## The exercise
In the copy, include every entry exactly but none of the images.

## Records for this exercise

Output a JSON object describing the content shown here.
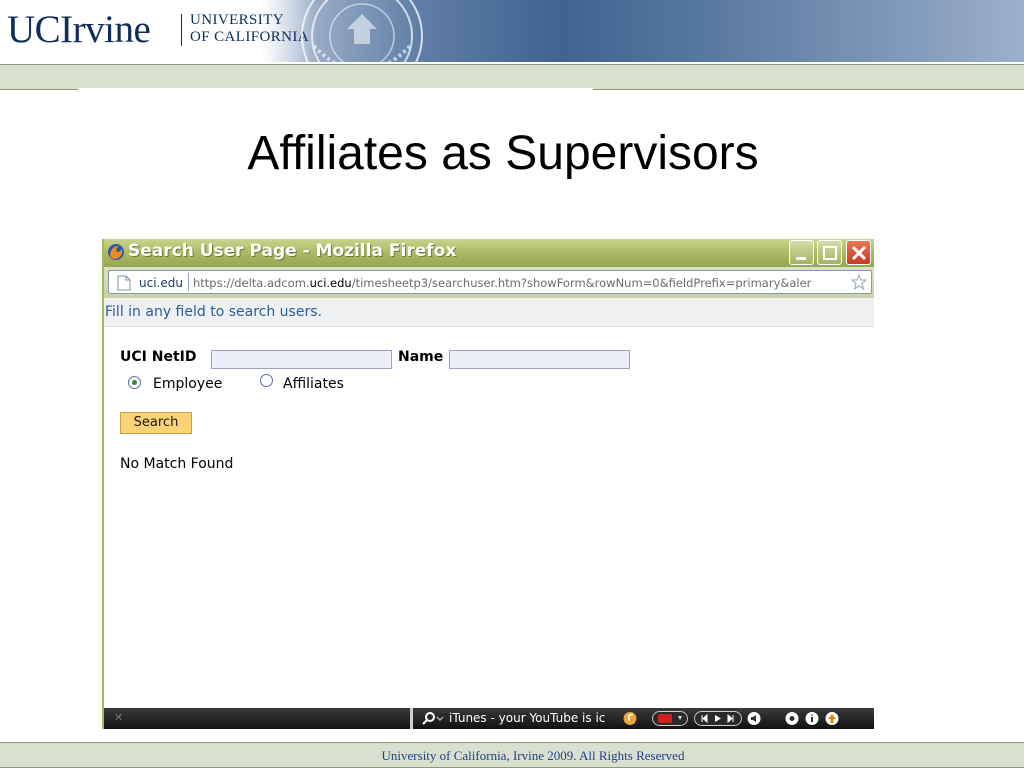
{
  "slide": {
    "brand_name": "UCIrvine",
    "brand_university_line1": "UNIVERSITY",
    "brand_university_line2": "OF CALIFORNIA",
    "title": "Affiliates as Supervisors",
    "footer": "University of California, Irvine 2009. All Rights Reserved"
  },
  "browser": {
    "window_title": "Search User Page - Mozilla Firefox",
    "site_identity": "uci.edu",
    "url_prefix": "https://delta.adcom.",
    "url_domain": "uci.edu",
    "url_suffix": "/timesheetp3/searchuser.htm?showForm&rowNum=0&fieldPrefix=primary&aler"
  },
  "page": {
    "instruction": "Fill in any field to search users.",
    "netid_label": "UCI NetID",
    "netid_value": "",
    "name_label": "Name",
    "name_value": "",
    "radio_employee": "Employee",
    "radio_affiliates": "Affiliates",
    "selected_radio": "Employee",
    "search_button": "Search",
    "result_message": "No Match Found"
  },
  "taskbar": {
    "now_playing": "iTunes - your YouTube is ic"
  },
  "colors": {
    "titlebar": "#a9b764",
    "brand_navy": "#0d2d5a",
    "notice_text": "#2a5d9c",
    "search_button": "#fbd275",
    "footer_band": "#d9e0cf"
  }
}
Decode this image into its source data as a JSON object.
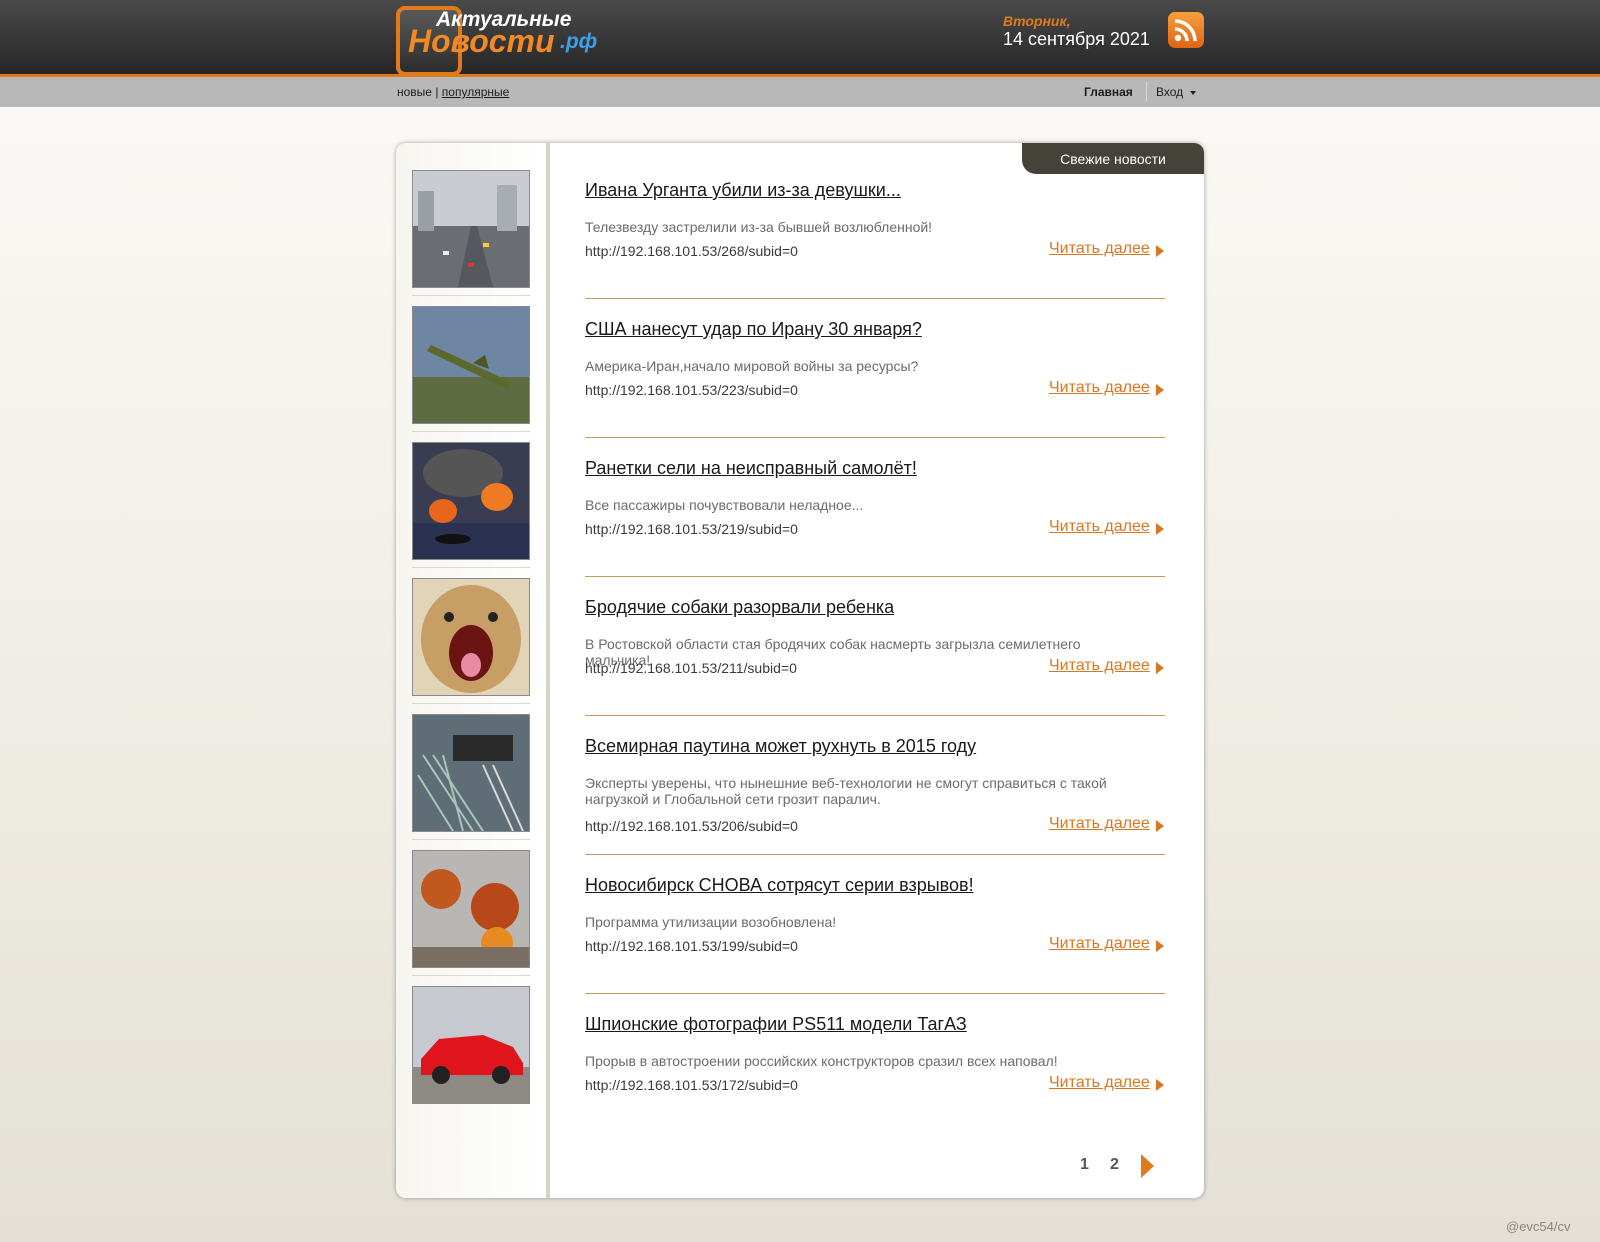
{
  "header": {
    "logo_top": "Актуальные",
    "logo_main": "Новости",
    "logo_suffix": ".рф",
    "weekday": "Вторник,",
    "date": "14 сентября 2021",
    "rss_icon": "rss-icon"
  },
  "nav": {
    "new_label": "новые",
    "separator": "|",
    "popular_label": "популярные",
    "home_label": "Главная",
    "login_label": "Вход",
    "login_icon": "caret-down-icon"
  },
  "panel": {
    "tab_label": "Свежие новости"
  },
  "news": [
    {
      "title": "Ивана Урганта убили из-за девушки...",
      "desc": "Телезвезду застрелили из-за бывшей возлюбленной!",
      "url": "http://192.168.101.53/268/subid=0",
      "more": "Читать далее"
    },
    {
      "title": "США нанесут удар по Ирану 30 января?",
      "desc": "Америка-Иран,начало мировой войны за ресурсы?",
      "url": "http://192.168.101.53/223/subid=0",
      "more": "Читать далее"
    },
    {
      "title": "Ранетки сели на неисправный самолёт!",
      "desc": "Все пассажиры почувствовали неладное...",
      "url": "http://192.168.101.53/219/subid=0",
      "more": "Читать далее"
    },
    {
      "title": "Бродячие собаки разорвали ребенка",
      "desc": "В Ростовской области стая бродячих собак насмерть загрызла семилетнего мальчика!",
      "url": "http://192.168.101.53/211/subid=0",
      "more": "Читать далее"
    },
    {
      "title": "Всемирная паутина может рухнуть в 2015 году",
      "desc": "Эксперты уверены, что нынешние веб-технологии не смогут справиться с такой нагрузкой и Глобальной сети грозит паралич.",
      "url": "http://192.168.101.53/206/subid=0",
      "more": "Читать далее"
    },
    {
      "title": "Новосибирск СНОВА сотрясут серии взрывов!",
      "desc": "Программа утилизации возобновлена!",
      "url": "http://192.168.101.53/199/subid=0",
      "more": "Читать далее"
    },
    {
      "title": "Шпионские фотографии PS511 модели ТагАЗ",
      "desc": "Прорыв в автостроении российских конструкторов сразил всех наповал!",
      "url": "http://192.168.101.53/172/subid=0",
      "more": "Читать далее"
    }
  ],
  "pagination": {
    "pages": [
      "1",
      "2"
    ],
    "next_icon": "next-arrow-icon"
  },
  "watermark": "@evc54/cv"
}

## Final result
Output a JSON object describing the content shown here.
{
  "slide": {
    "brand_name": "UCIrvine",
    "brand_university_line1": "UNIVERSITY",
    "brand_university_line2": "OF CALIFORNIA",
    "title": "Affiliates as Supervisors",
    "footer": "University of California, Irvine 2009. All Rights Reserved"
  },
  "browser": {
    "window_title": "Search User Page - Mozilla Firefox",
    "site_identity": "uci.edu",
    "url_prefix": "https://delta.adcom.",
    "url_domain": "uci.edu",
    "url_suffix": "/timesheetp3/searchuser.htm?showForm&rowNum=0&fieldPrefix=primary&aler"
  },
  "page": {
    "instruction": "Fill in any field to search users.",
    "netid_label": "UCI NetID",
    "netid_value": "",
    "name_label": "Name",
    "name_value": "",
    "radio_employee": "Employee",
    "radio_affiliates": "Affiliates",
    "selected_radio": "Employee",
    "search_button": "Search",
    "result_message": "No Match Found"
  },
  "taskbar": {
    "now_playing": "iTunes - your YouTube is ic"
  },
  "colors": {
    "titlebar": "#a9b764",
    "brand_navy": "#0d2d5a",
    "notice_text": "#2a5d9c",
    "search_button": "#fbd275",
    "footer_band": "#d9e0cf"
  }
}
Decode this image into its source data as a JSON object.
{
  "header": {
    "logo_top": "Актуальные",
    "logo_main": "Новости",
    "logo_suffix": ".рф",
    "weekday": "Вторник,",
    "date": "14 сентября 2021",
    "rss_icon": "rss-icon"
  },
  "nav": {
    "new_label": "новые",
    "separator": "|",
    "popular_label": "популярные",
    "home_label": "Главная",
    "login_label": "Вход",
    "login_icon": "caret-down-icon"
  },
  "panel": {
    "tab_label": "Свежие новости"
  },
  "news": [
    {
      "title": "Ивана Урганта убили из-за девушки...",
      "desc": "Телезвезду застрелили из-за бывшей возлюбленной!",
      "url": "http://192.168.101.53/268/subid=0",
      "more": "Читать далее"
    },
    {
      "title": "США нанесут удар по Ирану 30 января?",
      "desc": "Америка-Иран,начало мировой войны за ресурсы?",
      "url": "http://192.168.101.53/223/subid=0",
      "more": "Читать далее"
    },
    {
      "title": "Ранетки сели на неисправный самолёт!",
      "desc": "Все пассажиры почувствовали неладное...",
      "url": "http://192.168.101.53/219/subid=0",
      "more": "Читать далее"
    },
    {
      "title": "Бродячие собаки разорвали ребенка",
      "desc": "В Ростовской области стая бродячих собак насмерть загрызла семилетнего мальчика!",
      "url": "http://192.168.101.53/211/subid=0",
      "more": "Читать далее"
    },
    {
      "title": "Всемирная паутина может рухнуть в 2015 году",
      "desc": "Эксперты уверены, что нынешние веб-технологии не смогут справиться с такой нагрузкой и Глобальной сети грозит паралич.",
      "url": "http://192.168.101.53/206/subid=0",
      "more": "Читать далее"
    },
    {
      "title": "Новосибирск СНОВА сотрясут серии взрывов!",
      "desc": "Программа утилизации возобновлена!",
      "url": "http://192.168.101.53/199/subid=0",
      "more": "Читать далее"
    },
    {
      "title": "Шпионские фотографии PS511 модели ТагАЗ",
      "desc": "Прорыв в автостроении российских конструкторов сразил всех наповал!",
      "url": "http://192.168.101.53/172/subid=0",
      "more": "Читать далее"
    }
  ],
  "pagination": {
    "pages": [
      "1",
      "2"
    ],
    "next_icon": "next-arrow-icon"
  },
  "watermark": "@evc54/cv"
}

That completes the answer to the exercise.